- [WHAT YOU NEED TO DO]
Every line that contains the word "ylabel" should be copied out.

[Data listing]
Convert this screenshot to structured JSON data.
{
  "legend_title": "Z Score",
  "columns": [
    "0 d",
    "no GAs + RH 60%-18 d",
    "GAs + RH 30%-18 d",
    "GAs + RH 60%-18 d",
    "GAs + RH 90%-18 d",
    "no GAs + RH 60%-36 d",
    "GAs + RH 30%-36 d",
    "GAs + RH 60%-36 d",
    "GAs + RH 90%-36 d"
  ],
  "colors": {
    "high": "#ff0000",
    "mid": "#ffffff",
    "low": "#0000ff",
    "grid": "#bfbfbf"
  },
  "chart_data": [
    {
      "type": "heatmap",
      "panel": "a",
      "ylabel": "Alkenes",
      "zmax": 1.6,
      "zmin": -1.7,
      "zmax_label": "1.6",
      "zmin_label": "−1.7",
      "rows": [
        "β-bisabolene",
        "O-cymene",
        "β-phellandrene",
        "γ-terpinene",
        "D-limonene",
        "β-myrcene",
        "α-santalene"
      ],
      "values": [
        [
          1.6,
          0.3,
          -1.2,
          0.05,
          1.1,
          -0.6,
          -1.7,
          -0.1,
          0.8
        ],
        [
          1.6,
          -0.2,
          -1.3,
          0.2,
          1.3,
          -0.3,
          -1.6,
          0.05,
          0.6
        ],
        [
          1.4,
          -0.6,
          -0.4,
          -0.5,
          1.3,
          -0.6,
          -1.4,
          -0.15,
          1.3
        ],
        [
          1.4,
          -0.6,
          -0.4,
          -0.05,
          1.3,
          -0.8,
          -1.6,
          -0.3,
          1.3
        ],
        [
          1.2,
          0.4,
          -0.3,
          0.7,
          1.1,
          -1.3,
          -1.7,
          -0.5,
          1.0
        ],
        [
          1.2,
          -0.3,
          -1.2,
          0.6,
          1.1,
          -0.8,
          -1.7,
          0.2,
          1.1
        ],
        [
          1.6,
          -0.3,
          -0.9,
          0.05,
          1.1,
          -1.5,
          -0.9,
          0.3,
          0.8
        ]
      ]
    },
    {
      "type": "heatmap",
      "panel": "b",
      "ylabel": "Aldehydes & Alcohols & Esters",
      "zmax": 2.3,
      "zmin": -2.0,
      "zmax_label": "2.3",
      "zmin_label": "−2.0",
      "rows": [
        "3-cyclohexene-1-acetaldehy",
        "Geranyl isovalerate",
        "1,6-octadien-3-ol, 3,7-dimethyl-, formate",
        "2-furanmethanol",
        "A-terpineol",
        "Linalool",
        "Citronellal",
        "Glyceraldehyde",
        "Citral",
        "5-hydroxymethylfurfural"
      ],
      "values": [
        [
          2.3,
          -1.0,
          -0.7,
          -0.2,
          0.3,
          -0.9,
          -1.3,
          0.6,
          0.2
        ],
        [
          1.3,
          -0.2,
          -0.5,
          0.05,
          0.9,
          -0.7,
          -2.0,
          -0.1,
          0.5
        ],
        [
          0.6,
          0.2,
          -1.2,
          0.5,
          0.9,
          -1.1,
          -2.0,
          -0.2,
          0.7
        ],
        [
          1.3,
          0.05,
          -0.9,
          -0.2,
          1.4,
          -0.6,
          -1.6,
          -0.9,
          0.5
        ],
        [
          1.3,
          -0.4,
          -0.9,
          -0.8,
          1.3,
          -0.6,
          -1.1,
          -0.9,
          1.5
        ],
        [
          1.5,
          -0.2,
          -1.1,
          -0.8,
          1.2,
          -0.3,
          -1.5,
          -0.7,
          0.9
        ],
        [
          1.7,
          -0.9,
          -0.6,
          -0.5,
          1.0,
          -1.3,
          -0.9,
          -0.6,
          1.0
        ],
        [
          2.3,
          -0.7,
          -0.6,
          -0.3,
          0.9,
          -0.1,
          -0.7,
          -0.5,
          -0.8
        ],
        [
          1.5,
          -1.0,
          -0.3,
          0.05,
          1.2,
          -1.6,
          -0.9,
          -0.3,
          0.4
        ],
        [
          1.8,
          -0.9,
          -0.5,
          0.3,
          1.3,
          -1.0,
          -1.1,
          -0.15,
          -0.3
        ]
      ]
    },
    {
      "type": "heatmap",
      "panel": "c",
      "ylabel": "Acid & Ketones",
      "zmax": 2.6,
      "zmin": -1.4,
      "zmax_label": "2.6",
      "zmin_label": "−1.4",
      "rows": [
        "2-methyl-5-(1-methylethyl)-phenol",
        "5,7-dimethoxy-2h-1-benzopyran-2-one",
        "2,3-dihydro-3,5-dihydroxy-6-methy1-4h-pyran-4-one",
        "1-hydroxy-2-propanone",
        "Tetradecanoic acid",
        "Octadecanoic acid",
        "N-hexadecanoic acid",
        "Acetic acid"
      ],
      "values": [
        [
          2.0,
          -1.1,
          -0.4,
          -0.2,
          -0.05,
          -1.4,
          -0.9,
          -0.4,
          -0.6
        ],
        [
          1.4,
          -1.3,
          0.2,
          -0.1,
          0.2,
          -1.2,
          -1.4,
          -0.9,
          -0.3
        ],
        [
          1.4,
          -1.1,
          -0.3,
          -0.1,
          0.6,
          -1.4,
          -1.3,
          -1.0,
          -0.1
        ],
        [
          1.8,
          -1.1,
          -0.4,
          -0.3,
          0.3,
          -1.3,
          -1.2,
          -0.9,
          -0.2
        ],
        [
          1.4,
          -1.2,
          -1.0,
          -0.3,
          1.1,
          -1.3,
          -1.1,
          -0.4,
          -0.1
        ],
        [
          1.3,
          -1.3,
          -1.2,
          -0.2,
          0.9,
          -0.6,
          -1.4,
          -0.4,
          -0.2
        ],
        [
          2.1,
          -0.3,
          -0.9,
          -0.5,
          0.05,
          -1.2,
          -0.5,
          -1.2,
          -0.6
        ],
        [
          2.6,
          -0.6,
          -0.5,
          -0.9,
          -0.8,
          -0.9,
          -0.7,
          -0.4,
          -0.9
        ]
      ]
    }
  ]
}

- [REPLY]
      "ylabel": "Alkenes",
      "ylabel": "Aldehydes & Alcohols & Esters",
      "ylabel": "Acid & Ketones",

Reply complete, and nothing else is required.